#### Given exercise:
Can you write out the whole listing exactly?

#### Provided data:
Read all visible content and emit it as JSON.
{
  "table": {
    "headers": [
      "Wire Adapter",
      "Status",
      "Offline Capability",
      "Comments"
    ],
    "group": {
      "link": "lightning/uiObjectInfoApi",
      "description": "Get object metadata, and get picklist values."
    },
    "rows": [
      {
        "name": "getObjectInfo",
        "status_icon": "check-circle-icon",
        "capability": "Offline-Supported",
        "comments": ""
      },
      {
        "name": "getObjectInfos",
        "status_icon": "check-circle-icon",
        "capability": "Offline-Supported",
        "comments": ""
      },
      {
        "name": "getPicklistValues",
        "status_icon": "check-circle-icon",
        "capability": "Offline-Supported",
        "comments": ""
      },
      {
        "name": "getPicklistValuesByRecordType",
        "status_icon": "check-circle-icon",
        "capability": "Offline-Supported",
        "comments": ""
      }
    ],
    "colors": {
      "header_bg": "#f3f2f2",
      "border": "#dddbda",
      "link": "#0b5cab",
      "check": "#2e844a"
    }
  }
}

#### Solution:
Read all visible content and emit it as JSON.
{
  "table": {
    "headers": [
      "Wire Adapter",
      "Status",
      "Offline Capability",
      "Comments"
    ],
    "group": {
      "link": "lightning/uiObjectInfoApi",
      "description": "Get object metadata, and get picklist values."
    },
    "rows": [
      {
        "name": "getObjectInfo",
        "status_icon": "check-circle-icon",
        "capability": "Offline-Supported",
        "comments": ""
      },
      {
        "name": "getObjectInfos",
        "status_icon": "check-circle-icon",
        "capability": "Offline-Supported",
        "comments": ""
      },
      {
        "name": "getPicklistValues",
        "status_icon": "check-circle-icon",
        "capability": "Offline-Supported",
        "comments": ""
      },
      {
        "name": "getPicklistValuesByRecordType",
        "status_icon": "check-circle-icon",
        "capability": "Offline-Supported",
        "comments": ""
      }
    ],
    "colors": {
      "header_bg": "#f3f2f2",
      "border": "#dddbda",
      "link": "#0b5cab",
      "check": "#2e844a"
    }
  }
}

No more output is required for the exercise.